▸ **Brief**
Return all the data below as it stands, minus the pictures.

-*-*-

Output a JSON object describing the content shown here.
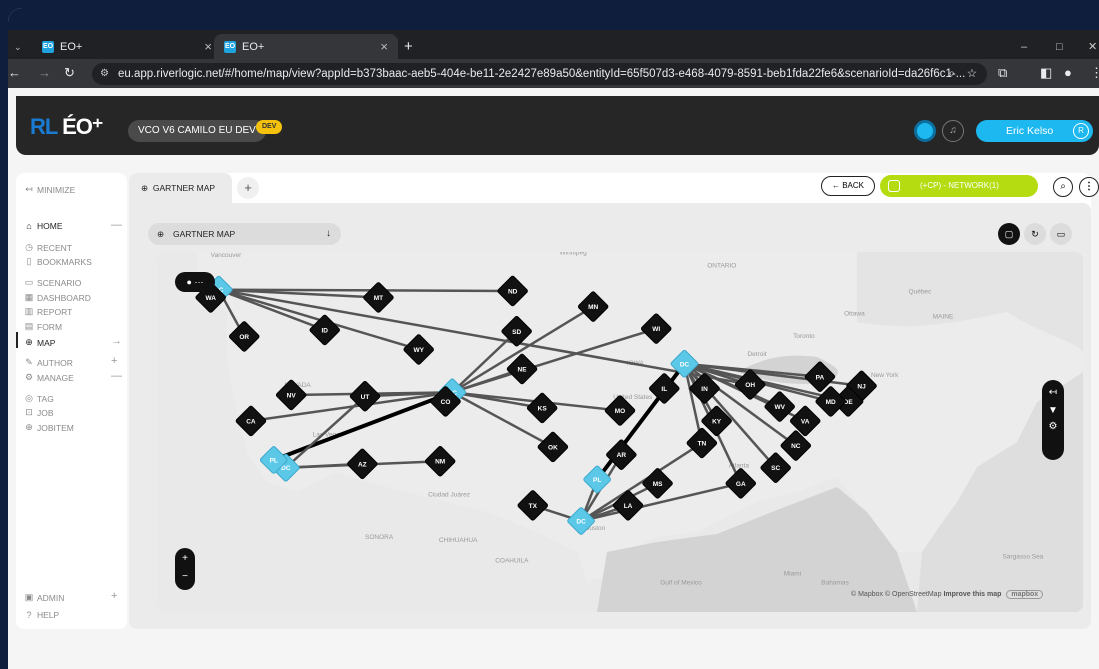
{
  "browser": {
    "tabs": [
      {
        "title": "EO+",
        "close": "×"
      },
      {
        "title": "EO+",
        "close": "×"
      }
    ],
    "new_tab": "+",
    "url": "eu.app.riverlogic.net/#/home/map/view?appId=b373baac-aeb5-404e-be11-2e2427e89a50&entityId=65f507d3-e468-4079-8591-beb1fda22fe6&scenarioId=da26f6c1-...",
    "window_controls": [
      "–",
      "□",
      "✕"
    ]
  },
  "header": {
    "logo_rl": "RL",
    "logo_eo": "ÉO⁺",
    "environment": "VCO V6 CAMILO EU DEV",
    "badge": "DEV",
    "user": "Eric Kelso",
    "user_initial": "R"
  },
  "sidebar": {
    "minimize": "MINIMIZE",
    "items": [
      {
        "label": "HOME",
        "icon": "home-icon",
        "glyph": "⌂",
        "action": "—"
      },
      {
        "label": "RECENT",
        "icon": "clock-icon",
        "glyph": "◷"
      },
      {
        "label": "BOOKMARKS",
        "icon": "bookmark-icon",
        "glyph": "▯"
      },
      {
        "label": "SCENARIO",
        "icon": "scenario-icon",
        "glyph": "▭"
      },
      {
        "label": "DASHBOARD",
        "icon": "dashboard-icon",
        "glyph": "▦"
      },
      {
        "label": "REPORT",
        "icon": "report-icon",
        "glyph": "▥"
      },
      {
        "label": "FORM",
        "icon": "form-icon",
        "glyph": "▤"
      },
      {
        "label": "MAP",
        "icon": "globe-icon",
        "glyph": "⊕",
        "action": "→"
      },
      {
        "label": "AUTHOR",
        "icon": "wrench-icon",
        "glyph": "✎",
        "action": "+"
      },
      {
        "label": "MANAGE",
        "icon": "manage-icon",
        "glyph": "⚙",
        "action": "—"
      },
      {
        "label": "TAG",
        "icon": "tag-icon",
        "glyph": "◎"
      },
      {
        "label": "JOB",
        "icon": "job-icon",
        "glyph": "⊡"
      },
      {
        "label": "JOBITEM",
        "icon": "jobitem-icon",
        "glyph": "⊕"
      }
    ],
    "admin": "ADMIN",
    "admin_action": "+",
    "help": "HELP"
  },
  "page": {
    "tab": "GARTNER MAP",
    "add_tab": "+",
    "back": "BACK",
    "network": "(+CP) - NETWORK(1)",
    "map_select": "GARTNER MAP",
    "map_menu": "⋯",
    "attribution": "© Mapbox © OpenStreetMap",
    "improve": "Improve this map",
    "mapbox": "mapbox"
  },
  "colors": {
    "accent": "#1db8f0",
    "network": "#b4dc11",
    "dc_node": "#5bc8e8",
    "customer_node": "#111111"
  },
  "map": {
    "region_labels": [
      "Vancouver",
      "Winnipeg",
      "ONTARIO",
      "Québec",
      "Ottawa",
      "Toronto",
      "Detroit",
      "New York",
      "NEVADA",
      "Las Vegas",
      "United States",
      "IOWA",
      "SONORA",
      "CHIHUAHUA",
      "COAHUILA",
      "Ciudad Juárez",
      "Houston",
      "Atlanta",
      "Gulf of Mexico",
      "Miami",
      "Bahamas",
      "Sargasso Sea",
      "MAINE"
    ],
    "nodes": [
      {
        "label": "DC",
        "kind": "dc",
        "lon": -122.4,
        "lat": 47.6
      },
      {
        "label": "DC",
        "kind": "dc",
        "lon": -105.0,
        "lat": 39.7
      },
      {
        "label": "DC",
        "kind": "dc",
        "lon": -87.7,
        "lat": 41.9
      },
      {
        "label": "DC",
        "kind": "dc",
        "lon": -117.4,
        "lat": 33.9
      },
      {
        "label": "DC",
        "kind": "dc",
        "lon": -95.4,
        "lat": 29.8
      },
      {
        "label": "PL",
        "kind": "plant",
        "lon": -118.3,
        "lat": 34.5
      },
      {
        "label": "PL",
        "kind": "plant",
        "lon": -94.2,
        "lat": 33.0
      },
      {
        "label": "WA",
        "kind": "customer",
        "lon": -123.0,
        "lat": 47.0
      },
      {
        "label": "OR",
        "kind": "customer",
        "lon": -120.5,
        "lat": 44.0
      },
      {
        "label": "ID",
        "kind": "customer",
        "lon": -114.5,
        "lat": 44.5
      },
      {
        "label": "MT",
        "kind": "customer",
        "lon": -110.5,
        "lat": 47.0
      },
      {
        "label": "WY",
        "kind": "customer",
        "lon": -107.5,
        "lat": 43.0
      },
      {
        "label": "ND",
        "kind": "customer",
        "lon": -100.5,
        "lat": 47.5
      },
      {
        "label": "SD",
        "kind": "customer",
        "lon": -100.2,
        "lat": 44.4
      },
      {
        "label": "NE",
        "kind": "customer",
        "lon": -99.8,
        "lat": 41.5
      },
      {
        "label": "MN",
        "kind": "customer",
        "lon": -94.5,
        "lat": 46.3
      },
      {
        "label": "WI",
        "kind": "customer",
        "lon": -89.8,
        "lat": 44.6
      },
      {
        "label": "CA",
        "kind": "customer",
        "lon": -120.0,
        "lat": 37.5
      },
      {
        "label": "NV",
        "kind": "customer",
        "lon": -117.0,
        "lat": 39.5
      },
      {
        "label": "UT",
        "kind": "customer",
        "lon": -111.5,
        "lat": 39.4
      },
      {
        "label": "CO",
        "kind": "customer",
        "lon": -105.5,
        "lat": 39.0
      },
      {
        "label": "AZ",
        "kind": "customer",
        "lon": -111.7,
        "lat": 34.2
      },
      {
        "label": "NM",
        "kind": "customer",
        "lon": -105.9,
        "lat": 34.4
      },
      {
        "label": "KS",
        "kind": "customer",
        "lon": -98.3,
        "lat": 38.5
      },
      {
        "label": "MO",
        "kind": "customer",
        "lon": -92.5,
        "lat": 38.3
      },
      {
        "label": "OK",
        "kind": "customer",
        "lon": -97.5,
        "lat": 35.5
      },
      {
        "label": "AR",
        "kind": "customer",
        "lon": -92.4,
        "lat": 34.9
      },
      {
        "label": "TX",
        "kind": "customer",
        "lon": -99.0,
        "lat": 31.0
      },
      {
        "label": "LA",
        "kind": "customer",
        "lon": -91.9,
        "lat": 31.0
      },
      {
        "label": "MS",
        "kind": "customer",
        "lon": -89.7,
        "lat": 32.7
      },
      {
        "label": "IL",
        "kind": "customer",
        "lon": -89.2,
        "lat": 40.0
      },
      {
        "label": "IN",
        "kind": "customer",
        "lon": -86.2,
        "lat": 40.0
      },
      {
        "label": "KY",
        "kind": "customer",
        "lon": -85.3,
        "lat": 37.5
      },
      {
        "label": "TN",
        "kind": "customer",
        "lon": -86.4,
        "lat": 35.8
      },
      {
        "label": "OH",
        "kind": "customer",
        "lon": -82.8,
        "lat": 40.3
      },
      {
        "label": "WV",
        "kind": "customer",
        "lon": -80.6,
        "lat": 38.6
      },
      {
        "label": "VA",
        "kind": "customer",
        "lon": -78.7,
        "lat": 37.5
      },
      {
        "label": "PA",
        "kind": "customer",
        "lon": -77.6,
        "lat": 40.9
      },
      {
        "label": "NJ",
        "kind": "customer",
        "lon": -74.5,
        "lat": 40.2
      },
      {
        "label": "DE",
        "kind": "customer",
        "lon": -75.5,
        "lat": 39.0
      },
      {
        "label": "MD",
        "kind": "customer",
        "lon": -76.8,
        "lat": 39.0
      },
      {
        "label": "NC",
        "kind": "customer",
        "lon": -79.4,
        "lat": 35.6
      },
      {
        "label": "SC",
        "kind": "customer",
        "lon": -80.9,
        "lat": 33.9
      },
      {
        "label": "GA",
        "kind": "customer",
        "lon": -83.5,
        "lat": 32.7
      }
    ]
  }
}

-*-*-

▸ **Solved problem**
Output a JSON object describing the content shown here.
{
  "browser": {
    "tabs": [
      {
        "title": "EO+",
        "close": "×"
      },
      {
        "title": "EO+",
        "close": "×"
      }
    ],
    "new_tab": "+",
    "url": "eu.app.riverlogic.net/#/home/map/view?appId=b373baac-aeb5-404e-be11-2e2427e89a50&entityId=65f507d3-e468-4079-8591-beb1fda22fe6&scenarioId=da26f6c1-...",
    "window_controls": [
      "–",
      "□",
      "✕"
    ]
  },
  "header": {
    "logo_rl": "RL",
    "logo_eo": "ÉO⁺",
    "environment": "VCO V6 CAMILO EU DEV",
    "badge": "DEV",
    "user": "Eric Kelso",
    "user_initial": "R"
  },
  "sidebar": {
    "minimize": "MINIMIZE",
    "items": [
      {
        "label": "HOME",
        "icon": "home-icon",
        "glyph": "⌂",
        "action": "—"
      },
      {
        "label": "RECENT",
        "icon": "clock-icon",
        "glyph": "◷"
      },
      {
        "label": "BOOKMARKS",
        "icon": "bookmark-icon",
        "glyph": "▯"
      },
      {
        "label": "SCENARIO",
        "icon": "scenario-icon",
        "glyph": "▭"
      },
      {
        "label": "DASHBOARD",
        "icon": "dashboard-icon",
        "glyph": "▦"
      },
      {
        "label": "REPORT",
        "icon": "report-icon",
        "glyph": "▥"
      },
      {
        "label": "FORM",
        "icon": "form-icon",
        "glyph": "▤"
      },
      {
        "label": "MAP",
        "icon": "globe-icon",
        "glyph": "⊕",
        "action": "→"
      },
      {
        "label": "AUTHOR",
        "icon": "wrench-icon",
        "glyph": "✎",
        "action": "+"
      },
      {
        "label": "MANAGE",
        "icon": "manage-icon",
        "glyph": "⚙",
        "action": "—"
      },
      {
        "label": "TAG",
        "icon": "tag-icon",
        "glyph": "◎"
      },
      {
        "label": "JOB",
        "icon": "job-icon",
        "glyph": "⊡"
      },
      {
        "label": "JOBITEM",
        "icon": "jobitem-icon",
        "glyph": "⊕"
      }
    ],
    "admin": "ADMIN",
    "admin_action": "+",
    "help": "HELP"
  },
  "page": {
    "tab": "GARTNER MAP",
    "add_tab": "+",
    "back": "BACK",
    "network": "(+CP) - NETWORK(1)",
    "map_select": "GARTNER MAP",
    "map_menu": "⋯",
    "attribution": "© Mapbox © OpenStreetMap",
    "improve": "Improve this map",
    "mapbox": "mapbox"
  },
  "colors": {
    "accent": "#1db8f0",
    "network": "#b4dc11",
    "dc_node": "#5bc8e8",
    "customer_node": "#111111"
  },
  "map": {
    "region_labels": [
      "Vancouver",
      "Winnipeg",
      "ONTARIO",
      "Québec",
      "Ottawa",
      "Toronto",
      "Detroit",
      "New York",
      "NEVADA",
      "Las Vegas",
      "United States",
      "IOWA",
      "SONORA",
      "CHIHUAHUA",
      "COAHUILA",
      "Ciudad Juárez",
      "Houston",
      "Atlanta",
      "Gulf of Mexico",
      "Miami",
      "Bahamas",
      "Sargasso Sea",
      "MAINE"
    ],
    "nodes": [
      {
        "label": "DC",
        "kind": "dc",
        "lon": -122.4,
        "lat": 47.6
      },
      {
        "label": "DC",
        "kind": "dc",
        "lon": -105.0,
        "lat": 39.7
      },
      {
        "label": "DC",
        "kind": "dc",
        "lon": -87.7,
        "lat": 41.9
      },
      {
        "label": "DC",
        "kind": "dc",
        "lon": -117.4,
        "lat": 33.9
      },
      {
        "label": "DC",
        "kind": "dc",
        "lon": -95.4,
        "lat": 29.8
      },
      {
        "label": "PL",
        "kind": "plant",
        "lon": -118.3,
        "lat": 34.5
      },
      {
        "label": "PL",
        "kind": "plant",
        "lon": -94.2,
        "lat": 33.0
      },
      {
        "label": "WA",
        "kind": "customer",
        "lon": -123.0,
        "lat": 47.0
      },
      {
        "label": "OR",
        "kind": "customer",
        "lon": -120.5,
        "lat": 44.0
      },
      {
        "label": "ID",
        "kind": "customer",
        "lon": -114.5,
        "lat": 44.5
      },
      {
        "label": "MT",
        "kind": "customer",
        "lon": -110.5,
        "lat": 47.0
      },
      {
        "label": "WY",
        "kind": "customer",
        "lon": -107.5,
        "lat": 43.0
      },
      {
        "label": "ND",
        "kind": "customer",
        "lon": -100.5,
        "lat": 47.5
      },
      {
        "label": "SD",
        "kind": "customer",
        "lon": -100.2,
        "lat": 44.4
      },
      {
        "label": "NE",
        "kind": "customer",
        "lon": -99.8,
        "lat": 41.5
      },
      {
        "label": "MN",
        "kind": "customer",
        "lon": -94.5,
        "lat": 46.3
      },
      {
        "label": "WI",
        "kind": "customer",
        "lon": -89.8,
        "lat": 44.6
      },
      {
        "label": "CA",
        "kind": "customer",
        "lon": -120.0,
        "lat": 37.5
      },
      {
        "label": "NV",
        "kind": "customer",
        "lon": -117.0,
        "lat": 39.5
      },
      {
        "label": "UT",
        "kind": "customer",
        "lon": -111.5,
        "lat": 39.4
      },
      {
        "label": "CO",
        "kind": "customer",
        "lon": -105.5,
        "lat": 39.0
      },
      {
        "label": "AZ",
        "kind": "customer",
        "lon": -111.7,
        "lat": 34.2
      },
      {
        "label": "NM",
        "kind": "customer",
        "lon": -105.9,
        "lat": 34.4
      },
      {
        "label": "KS",
        "kind": "customer",
        "lon": -98.3,
        "lat": 38.5
      },
      {
        "label": "MO",
        "kind": "customer",
        "lon": -92.5,
        "lat": 38.3
      },
      {
        "label": "OK",
        "kind": "customer",
        "lon": -97.5,
        "lat": 35.5
      },
      {
        "label": "AR",
        "kind": "customer",
        "lon": -92.4,
        "lat": 34.9
      },
      {
        "label": "TX",
        "kind": "customer",
        "lon": -99.0,
        "lat": 31.0
      },
      {
        "label": "LA",
        "kind": "customer",
        "lon": -91.9,
        "lat": 31.0
      },
      {
        "label": "MS",
        "kind": "customer",
        "lon": -89.7,
        "lat": 32.7
      },
      {
        "label": "IL",
        "kind": "customer",
        "lon": -89.2,
        "lat": 40.0
      },
      {
        "label": "IN",
        "kind": "customer",
        "lon": -86.2,
        "lat": 40.0
      },
      {
        "label": "KY",
        "kind": "customer",
        "lon": -85.3,
        "lat": 37.5
      },
      {
        "label": "TN",
        "kind": "customer",
        "lon": -86.4,
        "lat": 35.8
      },
      {
        "label": "OH",
        "kind": "customer",
        "lon": -82.8,
        "lat": 40.3
      },
      {
        "label": "WV",
        "kind": "customer",
        "lon": -80.6,
        "lat": 38.6
      },
      {
        "label": "VA",
        "kind": "customer",
        "lon": -78.7,
        "lat": 37.5
      },
      {
        "label": "PA",
        "kind": "customer",
        "lon": -77.6,
        "lat": 40.9
      },
      {
        "label": "NJ",
        "kind": "customer",
        "lon": -74.5,
        "lat": 40.2
      },
      {
        "label": "DE",
        "kind": "customer",
        "lon": -75.5,
        "lat": 39.0
      },
      {
        "label": "MD",
        "kind": "customer",
        "lon": -76.8,
        "lat": 39.0
      },
      {
        "label": "NC",
        "kind": "customer",
        "lon": -79.4,
        "lat": 35.6
      },
      {
        "label": "SC",
        "kind": "customer",
        "lon": -80.9,
        "lat": 33.9
      },
      {
        "label": "GA",
        "kind": "customer",
        "lon": -83.5,
        "lat": 32.7
      }
    ]
  }
}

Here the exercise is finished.